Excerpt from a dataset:
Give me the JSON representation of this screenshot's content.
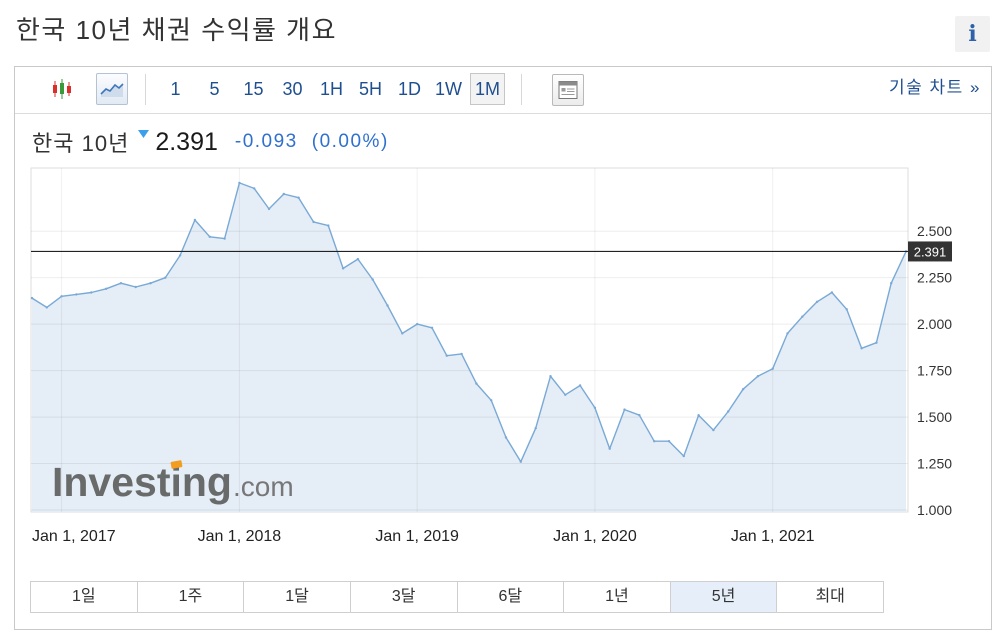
{
  "page": {
    "title": "한국 10년 채권 수익률 개요"
  },
  "info_button": {
    "label": "i",
    "icon": "info-icon"
  },
  "toolbar": {
    "chart_type_buttons": [
      {
        "icon": "candlestick-chart-icon",
        "selected": false
      },
      {
        "icon": "line-chart-icon",
        "selected": true
      }
    ],
    "intervals": [
      {
        "label": "1"
      },
      {
        "label": "5"
      },
      {
        "label": "15"
      },
      {
        "label": "30"
      },
      {
        "label": "1H"
      },
      {
        "label": "5H"
      },
      {
        "label": "1D"
      },
      {
        "label": "1W"
      },
      {
        "label": "1M"
      }
    ],
    "selected_interval": "1M",
    "layout_button_icon": "window-layout-icon",
    "technical_chart_link": "기술 차트 »"
  },
  "quote": {
    "name": "한국 10년",
    "direction_icon": "triangle-down-icon",
    "price": "2.391",
    "change": "-0.093",
    "change_percent": "(0.00%)"
  },
  "watermark": {
    "brand": "Investing",
    "suffix": ".com"
  },
  "range_selector": {
    "items": [
      {
        "label": "1일"
      },
      {
        "label": "1주"
      },
      {
        "label": "1달"
      },
      {
        "label": "3달"
      },
      {
        "label": "6달"
      },
      {
        "label": "1년"
      },
      {
        "label": "5년"
      },
      {
        "label": "최대"
      }
    ],
    "selected": "5년"
  },
  "colors": {
    "link_blue": "#1f4f91",
    "change_blue": "#2f70cf",
    "down_triangle": "#3aa0ec",
    "line": "#79a9d6",
    "area_fill": "#e5edf6",
    "price_line": "#222222",
    "price_label_bg": "#333333",
    "selected_range_bg": "#e6eef9",
    "candle_up": "#3a9a3a",
    "candle_down": "#d9302c"
  },
  "chart_data": {
    "type": "area",
    "x": [
      "2016-11-01",
      "2016-12-01",
      "2017-01-01",
      "2017-02-01",
      "2017-03-01",
      "2017-04-01",
      "2017-05-01",
      "2017-06-01",
      "2017-07-01",
      "2017-08-01",
      "2017-09-01",
      "2017-10-01",
      "2017-11-01",
      "2017-12-01",
      "2018-01-01",
      "2018-02-01",
      "2018-03-01",
      "2018-04-01",
      "2018-05-01",
      "2018-06-01",
      "2018-07-01",
      "2018-08-01",
      "2018-09-01",
      "2018-10-01",
      "2018-11-01",
      "2018-12-01",
      "2019-01-01",
      "2019-02-01",
      "2019-03-01",
      "2019-04-01",
      "2019-05-01",
      "2019-06-01",
      "2019-07-01",
      "2019-08-01",
      "2019-09-01",
      "2019-10-01",
      "2019-11-01",
      "2019-12-01",
      "2020-01-01",
      "2020-02-01",
      "2020-03-01",
      "2020-04-01",
      "2020-05-01",
      "2020-06-01",
      "2020-07-01",
      "2020-08-01",
      "2020-09-01",
      "2020-10-01",
      "2020-11-01",
      "2020-12-01",
      "2021-01-01",
      "2021-02-01",
      "2021-03-01",
      "2021-04-01",
      "2021-05-01",
      "2021-06-01",
      "2021-07-01",
      "2021-08-01",
      "2021-09-01",
      "2021-10-01"
    ],
    "series": [
      {
        "values": [
          2.14,
          2.09,
          2.15,
          2.16,
          2.17,
          2.19,
          2.22,
          2.2,
          2.22,
          2.25,
          2.37,
          2.56,
          2.47,
          2.46,
          2.76,
          2.73,
          2.62,
          2.7,
          2.68,
          2.55,
          2.53,
          2.3,
          2.35,
          2.24,
          2.1,
          1.95,
          2.0,
          1.98,
          1.83,
          1.84,
          1.68,
          1.59,
          1.39,
          1.26,
          1.44,
          1.72,
          1.62,
          1.67,
          1.55,
          1.33,
          1.54,
          1.51,
          1.37,
          1.37,
          1.29,
          1.51,
          1.43,
          1.53,
          1.65,
          1.72,
          1.76,
          1.95,
          2.04,
          2.12,
          2.17,
          2.08,
          1.87,
          1.9,
          2.22,
          2.391
        ]
      }
    ],
    "xlim": [
      "2016-11-01",
      "2021-10-01"
    ],
    "ylim": [
      1.0,
      2.84
    ],
    "x_ticks": [
      {
        "date": "2017-01-01",
        "label": "Jan 1, 2017"
      },
      {
        "date": "2018-01-01",
        "label": "Jan 1, 2018"
      },
      {
        "date": "2019-01-01",
        "label": "Jan 1, 2019"
      },
      {
        "date": "2020-01-01",
        "label": "Jan 1, 2020"
      },
      {
        "date": "2021-01-01",
        "label": "Jan 1, 2021"
      }
    ],
    "y_ticks": [
      {
        "value": 1.0,
        "label": "1.000"
      },
      {
        "value": 1.25,
        "label": "1.250"
      },
      {
        "value": 1.5,
        "label": "1.500"
      },
      {
        "value": 1.75,
        "label": "1.750"
      },
      {
        "value": 2.0,
        "label": "2.000"
      },
      {
        "value": 2.25,
        "label": "2.250"
      },
      {
        "value": 2.5,
        "label": "2.500"
      }
    ],
    "current_value": 2.391,
    "y_axis_position": "right",
    "grid": true
  }
}
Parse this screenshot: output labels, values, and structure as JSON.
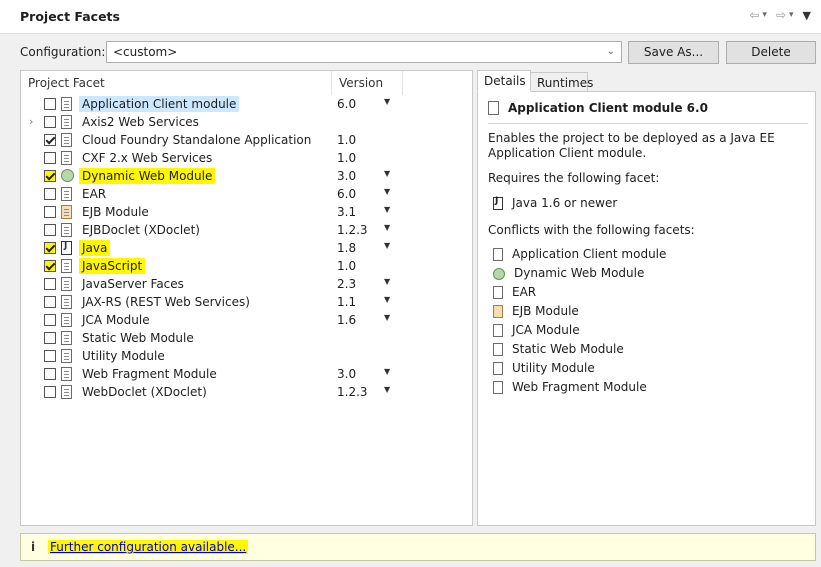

## EXERCISE TASK
Copy each line of the preceding data that contains the string "this".

## THE ANSWER
Give me the JSON representation of this screenshot's content.
Parse this screenshot: output labels, values, and structure as JSON.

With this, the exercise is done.